Task
In your copy, repeat the records exactly and leave out the pictures.

Records from a dataset
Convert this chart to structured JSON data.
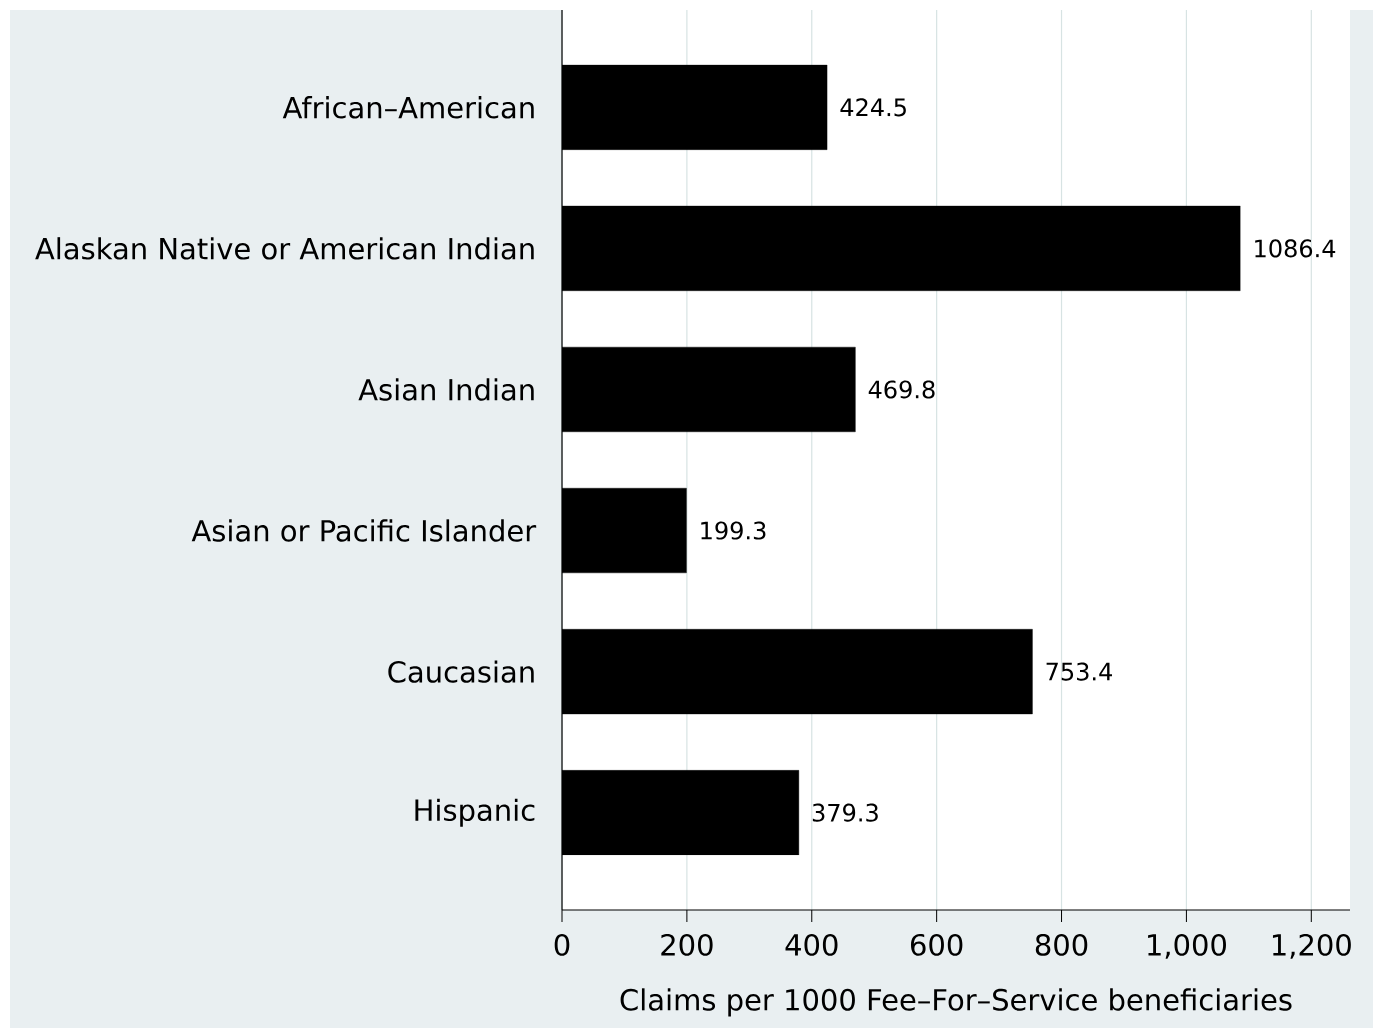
{
  "chart_data": {
    "type": "bar",
    "orientation": "horizontal",
    "categories": [
      "African–American",
      "Alaskan Native or American Indian",
      "Asian Indian",
      "Asian or Pacific Islander",
      "Caucasian",
      "Hispanic"
    ],
    "values": [
      424.5,
      1086.4,
      469.8,
      199.3,
      753.4,
      379.3
    ],
    "value_labels": [
      "424.5",
      "1086.4",
      "469.8",
      "199.3",
      "753.4",
      "379.3"
    ],
    "color": "#000000",
    "xlabel": "Claims per 1000 Fee–For–Service beneficiaries",
    "xlim": [
      0,
      1262
    ],
    "xticks": [
      0,
      200,
      400,
      600,
      800,
      {
        "value": 1000,
        "label": "1,000"
      },
      {
        "value": 1200,
        "label": "1,200"
      }
    ],
    "grid": "x"
  }
}
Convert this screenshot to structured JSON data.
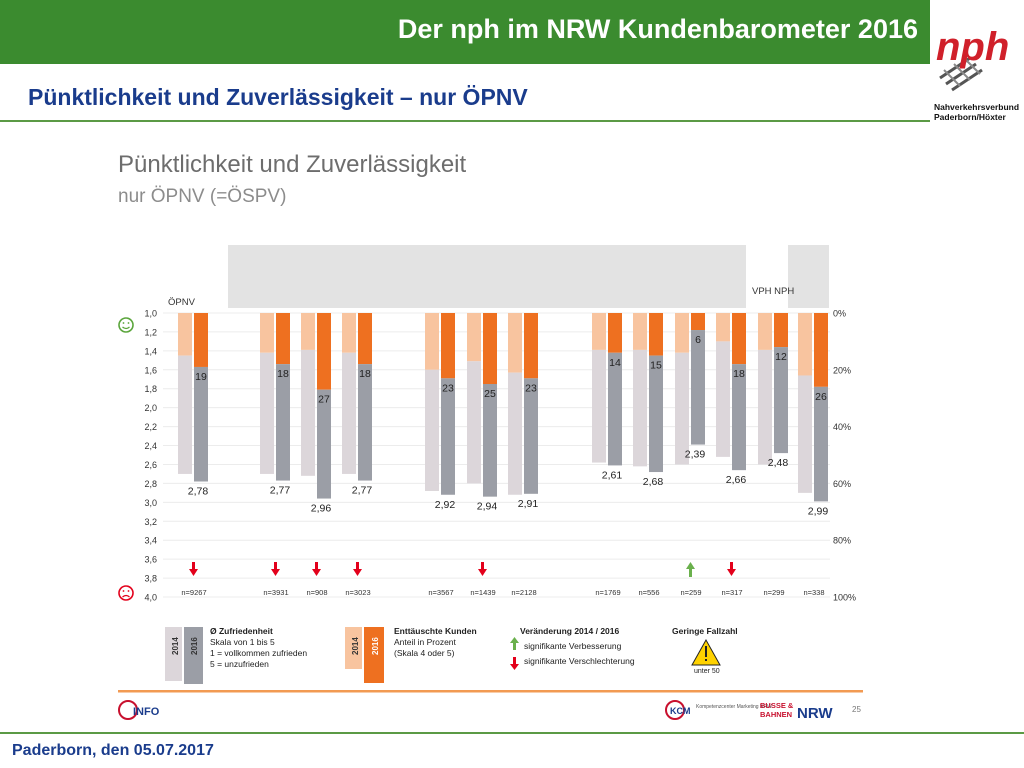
{
  "header": {
    "title": "Der nph im NRW Kundenbarometer 2016"
  },
  "logo": {
    "mark": "nph",
    "line1": "Nahverkehrsverbund",
    "line2": "Paderborn/Höxter"
  },
  "subtitle": "Pünktlichkeit und Zuverlässigkeit – nur ÖPNV",
  "footer": {
    "text": "Paderborn, den 05.07.2017"
  },
  "slide": {
    "page_number": "25",
    "logo_left": "INFO",
    "logo_mid": "KCM",
    "logo_mid_small": "Kompetenzcenter Marketing NRW",
    "logo_right_1": "BUSSE &",
    "logo_right_2": "BAHNEN",
    "logo_right_3": "NRW"
  },
  "colors": {
    "green": "#3b8b2f",
    "bar_2014": "#dcd6da",
    "bar_2016": "#9b9ea6",
    "orange_2014": "#f8c49f",
    "orange_2016": "#ee7020",
    "red_arrow": "#e3001b",
    "green_arrow": "#6ab04c",
    "gray_band": "#e3e3e3",
    "accent_line": "#f29a52"
  },
  "chart_data": {
    "type": "bar",
    "title": "Pünktlichkeit und Zuverlässigkeit",
    "subtitle": "nur ÖPNV (=ÖSPV)",
    "group_labels": [
      "ÖPNV",
      "VPH NPH"
    ],
    "left_axis": {
      "ticks": [
        "1,0",
        "1,2",
        "1,4",
        "1,6",
        "1,8",
        "2,0",
        "2,2",
        "2,4",
        "2,6",
        "2,8",
        "3,0",
        "3,2",
        "3,4",
        "3,6",
        "3,8",
        "4,0"
      ],
      "range": [
        1.0,
        4.0
      ]
    },
    "right_axis": {
      "ticks": [
        "0%",
        "20%",
        "40%",
        "60%",
        "80%",
        "100%"
      ],
      "range": [
        0,
        100
      ]
    },
    "categories": [
      {
        "n": "n=9267",
        "score_2014": 2.7,
        "score_2016": 2.78,
        "score_label": "2,78",
        "pct_2014": 15,
        "pct_2016": 19,
        "pct_label": "19",
        "change": "down"
      },
      {
        "n": "n=3931",
        "score_2014": 2.7,
        "score_2016": 2.77,
        "score_label": "2,77",
        "pct_2014": 14,
        "pct_2016": 18,
        "pct_label": "18",
        "change": "down"
      },
      {
        "n": "n=908",
        "score_2014": 2.72,
        "score_2016": 2.96,
        "score_label": "2,96",
        "pct_2014": 13,
        "pct_2016": 27,
        "pct_label": "27",
        "change": "down"
      },
      {
        "n": "n=3023",
        "score_2014": 2.7,
        "score_2016": 2.77,
        "score_label": "2,77",
        "pct_2014": 14,
        "pct_2016": 18,
        "pct_label": "18",
        "change": "down"
      },
      {
        "n": "n=3567",
        "score_2014": 2.88,
        "score_2016": 2.92,
        "score_label": "2,92",
        "pct_2014": 20,
        "pct_2016": 23,
        "pct_label": "23",
        "change": ""
      },
      {
        "n": "n=1439",
        "score_2014": 2.8,
        "score_2016": 2.94,
        "score_label": "2,94",
        "pct_2014": 17,
        "pct_2016": 25,
        "pct_label": "25",
        "change": "down"
      },
      {
        "n": "n=2128",
        "score_2014": 2.92,
        "score_2016": 2.91,
        "score_label": "2,91",
        "pct_2014": 21,
        "pct_2016": 23,
        "pct_label": "23",
        "change": ""
      },
      {
        "n": "n=1769",
        "score_2014": 2.58,
        "score_2016": 2.61,
        "score_label": "2,61",
        "pct_2014": 13,
        "pct_2016": 14,
        "pct_label": "14",
        "change": ""
      },
      {
        "n": "n=556",
        "score_2014": 2.62,
        "score_2016": 2.68,
        "score_label": "2,68",
        "pct_2014": 13,
        "pct_2016": 15,
        "pct_label": "15",
        "change": ""
      },
      {
        "n": "n=259",
        "score_2014": 2.6,
        "score_2016": 2.39,
        "score_label": "2,39",
        "pct_2014": 14,
        "pct_2016": 6,
        "pct_label": "6",
        "change": "up"
      },
      {
        "n": "n=317",
        "score_2014": 2.52,
        "score_2016": 2.66,
        "score_label": "2,66",
        "pct_2014": 10,
        "pct_2016": 18,
        "pct_label": "18",
        "change": "down"
      },
      {
        "n": "n=299",
        "score_2014": 2.6,
        "score_2016": 2.48,
        "score_label": "2,48",
        "pct_2014": 13,
        "pct_2016": 12,
        "pct_label": "12",
        "change": ""
      },
      {
        "n": "n=338",
        "score_2014": 2.9,
        "score_2016": 2.99,
        "score_label": "2,99",
        "pct_2014": 22,
        "pct_2016": 26,
        "pct_label": "26",
        "change": ""
      }
    ],
    "legend": {
      "year_2014": "2014",
      "year_2016": "2016",
      "satisfaction_title": "Ø Zufriedenheit",
      "satisfaction_lines": [
        "Skala von 1 bis 5",
        "1 = vollkommen zufrieden",
        "5 = unzufrieden"
      ],
      "disappointed_title": "Enttäuschte Kunden",
      "disappointed_lines": [
        "Anteil in Prozent",
        "(Skala 4 oder 5)"
      ],
      "change_title": "Veränderung 2014 / 2016",
      "change_up": "signifikante Verbesserung",
      "change_down": "signifikante Verschlechterung",
      "small_n_title": "Geringe Fallzahl",
      "small_n_note": "unter 50"
    }
  }
}
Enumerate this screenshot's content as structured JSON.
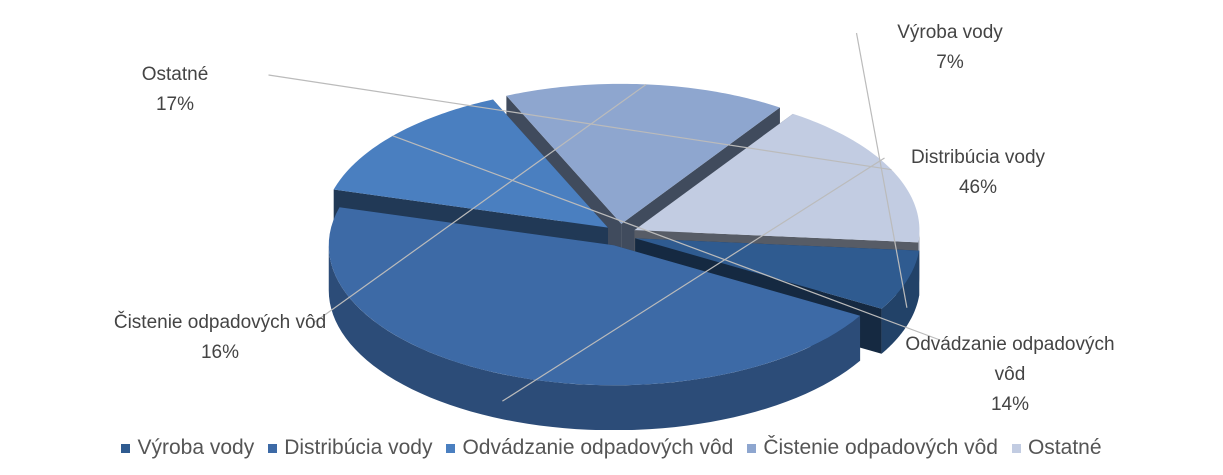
{
  "chart_data": {
    "type": "pie",
    "categories": [
      "Výroba vody",
      "Distribúcia vody",
      "Odvádzanie odpadových vôd",
      "Čistenie odpadových vôd",
      "Ostatné"
    ],
    "values": [
      7,
      46,
      14,
      16,
      17
    ],
    "value_labels": [
      "7%",
      "46%",
      "14%",
      "16%",
      "17%"
    ],
    "colors": [
      "#2f5b90",
      "#3d6aa6",
      "#4a7fc0",
      "#8ea6cf",
      "#c2cce2"
    ],
    "legend": "bottom"
  }
}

Output for this exercise
Convert this chart to structured JSON data.
{
  "chart_data": {
    "type": "bar",
    "orientation": "horizontal",
    "categories": [
      "African–American",
      "Alaskan Native or American Indian",
      "Asian Indian",
      "Asian or Pacific Islander",
      "Caucasian",
      "Hispanic"
    ],
    "values": [
      424.5,
      1086.4,
      469.8,
      199.3,
      753.4,
      379.3
    ],
    "value_labels": [
      "424.5",
      "1086.4",
      "469.8",
      "199.3",
      "753.4",
      "379.3"
    ],
    "color": "#000000",
    "xlabel": "Claims per 1000 Fee–For–Service beneficiaries",
    "xlim": [
      0,
      1262
    ],
    "xticks": [
      0,
      200,
      400,
      600,
      800,
      {
        "value": 1000,
        "label": "1,000"
      },
      {
        "value": 1200,
        "label": "1,200"
      }
    ],
    "grid": "x"
  }
}
Convert this screenshot to structured JSON data.
{
  "header": {
    "title": "Der nph im NRW Kundenbarometer 2016"
  },
  "logo": {
    "mark": "nph",
    "line1": "Nahverkehrsverbund",
    "line2": "Paderborn/Höxter"
  },
  "subtitle": "Pünktlichkeit und Zuverlässigkeit – nur ÖPNV",
  "footer": {
    "text": "Paderborn, den 05.07.2017"
  },
  "slide": {
    "page_number": "25",
    "logo_left": "INFO",
    "logo_mid": "KCM",
    "logo_mid_small": "Kompetenzcenter Marketing NRW",
    "logo_right_1": "BUSSE &",
    "logo_right_2": "BAHNEN",
    "logo_right_3": "NRW"
  },
  "colors": {
    "green": "#3b8b2f",
    "bar_2014": "#dcd6da",
    "bar_2016": "#9b9ea6",
    "orange_2014": "#f8c49f",
    "orange_2016": "#ee7020",
    "red_arrow": "#e3001b",
    "green_arrow": "#6ab04c",
    "gray_band": "#e3e3e3",
    "accent_line": "#f29a52"
  },
  "chart_data": {
    "type": "bar",
    "title": "Pünktlichkeit und Zuverlässigkeit",
    "subtitle": "nur ÖPNV (=ÖSPV)",
    "group_labels": [
      "ÖPNV",
      "VPH NPH"
    ],
    "left_axis": {
      "ticks": [
        "1,0",
        "1,2",
        "1,4",
        "1,6",
        "1,8",
        "2,0",
        "2,2",
        "2,4",
        "2,6",
        "2,8",
        "3,0",
        "3,2",
        "3,4",
        "3,6",
        "3,8",
        "4,0"
      ],
      "range": [
        1.0,
        4.0
      ]
    },
    "right_axis": {
      "ticks": [
        "0%",
        "20%",
        "40%",
        "60%",
        "80%",
        "100%"
      ],
      "range": [
        0,
        100
      ]
    },
    "categories": [
      {
        "n": "n=9267",
        "score_2014": 2.7,
        "score_2016": 2.78,
        "score_label": "2,78",
        "pct_2014": 15,
        "pct_2016": 19,
        "pct_label": "19",
        "change": "down"
      },
      {
        "n": "n=3931",
        "score_2014": 2.7,
        "score_2016": 2.77,
        "score_label": "2,77",
        "pct_2014": 14,
        "pct_2016": 18,
        "pct_label": "18",
        "change": "down"
      },
      {
        "n": "n=908",
        "score_2014": 2.72,
        "score_2016": 2.96,
        "score_label": "2,96",
        "pct_2014": 13,
        "pct_2016": 27,
        "pct_label": "27",
        "change": "down"
      },
      {
        "n": "n=3023",
        "score_2014": 2.7,
        "score_2016": 2.77,
        "score_label": "2,77",
        "pct_2014": 14,
        "pct_2016": 18,
        "pct_label": "18",
        "change": "down"
      },
      {
        "n": "n=3567",
        "score_2014": 2.88,
        "score_2016": 2.92,
        "score_label": "2,92",
        "pct_2014": 20,
        "pct_2016": 23,
        "pct_label": "23",
        "change": ""
      },
      {
        "n": "n=1439",
        "score_2014": 2.8,
        "score_2016": 2.94,
        "score_label": "2,94",
        "pct_2014": 17,
        "pct_2016": 25,
        "pct_label": "25",
        "change": "down"
      },
      {
        "n": "n=2128",
        "score_2014": 2.92,
        "score_2016": 2.91,
        "score_label": "2,91",
        "pct_2014": 21,
        "pct_2016": 23,
        "pct_label": "23",
        "change": ""
      },
      {
        "n": "n=1769",
        "score_2014": 2.58,
        "score_2016": 2.61,
        "score_label": "2,61",
        "pct_2014": 13,
        "pct_2016": 14,
        "pct_label": "14",
        "change": ""
      },
      {
        "n": "n=556",
        "score_2014": 2.62,
        "score_2016": 2.68,
        "score_label": "2,68",
        "pct_2014": 13,
        "pct_2016": 15,
        "pct_label": "15",
        "change": ""
      },
      {
        "n": "n=259",
        "score_2014": 2.6,
        "score_2016": 2.39,
        "score_label": "2,39",
        "pct_2014": 14,
        "pct_2016": 6,
        "pct_label": "6",
        "change": "up"
      },
      {
        "n": "n=317",
        "score_2014": 2.52,
        "score_2016": 2.66,
        "score_label": "2,66",
        "pct_2014": 10,
        "pct_2016": 18,
        "pct_label": "18",
        "change": "down"
      },
      {
        "n": "n=299",
        "score_2014": 2.6,
        "score_2016": 2.48,
        "score_label": "2,48",
        "pct_2014": 13,
        "pct_2016": 12,
        "pct_label": "12",
        "change": ""
      },
      {
        "n": "n=338",
        "score_2014": 2.9,
        "score_2016": 2.99,
        "score_label": "2,99",
        "pct_2014": 22,
        "pct_2016": 26,
        "pct_label": "26",
        "change": ""
      }
    ],
    "legend": {
      "year_2014": "2014",
      "year_2016": "2016",
      "satisfaction_title": "Ø Zufriedenheit",
      "satisfaction_lines": [
        "Skala von 1 bis 5",
        "1 = vollkommen zufrieden",
        "5 = unzufrieden"
      ],
      "disappointed_title": "Enttäuschte Kunden",
      "disappointed_lines": [
        "Anteil in Prozent",
        "(Skala 4 oder 5)"
      ],
      "change_title": "Veränderung 2014 / 2016",
      "change_up": "signifikante Verbesserung",
      "change_down": "signifikante Verschlechterung",
      "small_n_title": "Geringe Fallzahl",
      "small_n_note": "unter 50"
    }
  }
}
Enumerate this screenshot's content as structured JSON.
{
  "chart_data": {
    "type": "pie",
    "categories": [
      "Výroba vody",
      "Distribúcia vody",
      "Odvádzanie odpadových vôd",
      "Čistenie odpadových vôd",
      "Ostatné"
    ],
    "values": [
      7,
      46,
      14,
      16,
      17
    ],
    "value_labels": [
      "7%",
      "46%",
      "14%",
      "16%",
      "17%"
    ],
    "colors": [
      "#2f5b90",
      "#3d6aa6",
      "#4a7fc0",
      "#8ea6cf",
      "#c2cce2"
    ],
    "legend": "bottom"
  }
}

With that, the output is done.